[BEGIN MATERIAL SUPPLIED]

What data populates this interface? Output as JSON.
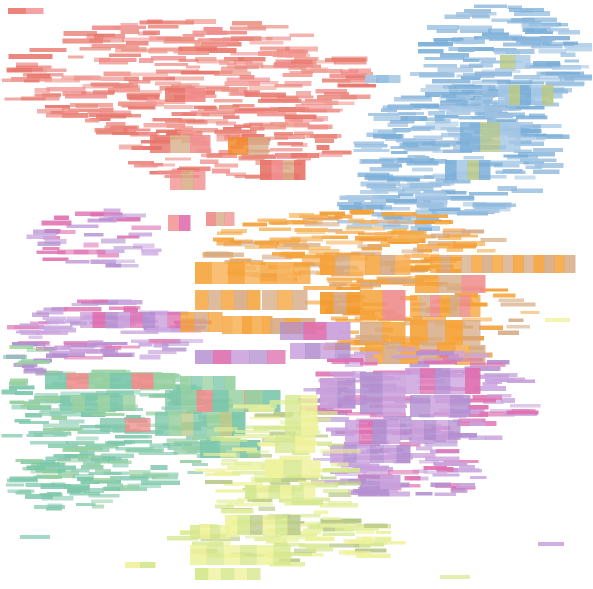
{
  "diagram": {
    "kind": "word-cloud label map",
    "background": "#ffffff",
    "cluster_palette": {
      "red": "#e8756b",
      "pink": "#f08c8c",
      "blue": "#7aaed8",
      "sky": "#a7c8e6",
      "orange": "#f5a339",
      "tan": "#d6aa83",
      "purple": "#b38fd0",
      "violet": "#c9a0dc",
      "magenta": "#df6fb0",
      "teal": "#7cc7ab",
      "green": "#97d0a0",
      "lime": "#d6e88f",
      "yellow": "#eef29a",
      "olive": "#b9c98a"
    },
    "clusters": [
      {
        "id": "red-cluster",
        "color": "red"
      },
      {
        "id": "blue-cluster",
        "color": "blue"
      },
      {
        "id": "orange-cluster",
        "color": "orange"
      },
      {
        "id": "purple-cluster",
        "color": "purple"
      },
      {
        "id": "teal-cluster",
        "color": "teal"
      },
      {
        "id": "lime-cluster",
        "color": "lime"
      }
    ]
  }
}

[END MATERIAL SUPPLIED]

* _INSTRUCTION_
Reproduce each entry verbatim, excluding any embedded images.

* _EXPECTED ANSWER_
What data populates this interface? Output as JSON.
{
  "diagram": {
    "kind": "word-cloud label map",
    "background": "#ffffff",
    "cluster_palette": {
      "red": "#e8756b",
      "pink": "#f08c8c",
      "blue": "#7aaed8",
      "sky": "#a7c8e6",
      "orange": "#f5a339",
      "tan": "#d6aa83",
      "purple": "#b38fd0",
      "violet": "#c9a0dc",
      "magenta": "#df6fb0",
      "teal": "#7cc7ab",
      "green": "#97d0a0",
      "lime": "#d6e88f",
      "yellow": "#eef29a",
      "olive": "#b9c98a"
    },
    "clusters": [
      {
        "id": "red-cluster",
        "color": "red"
      },
      {
        "id": "blue-cluster",
        "color": "blue"
      },
      {
        "id": "orange-cluster",
        "color": "orange"
      },
      {
        "id": "purple-cluster",
        "color": "purple"
      },
      {
        "id": "teal-cluster",
        "color": "teal"
      },
      {
        "id": "lime-cluster",
        "color": "lime"
      }
    ]
  }
}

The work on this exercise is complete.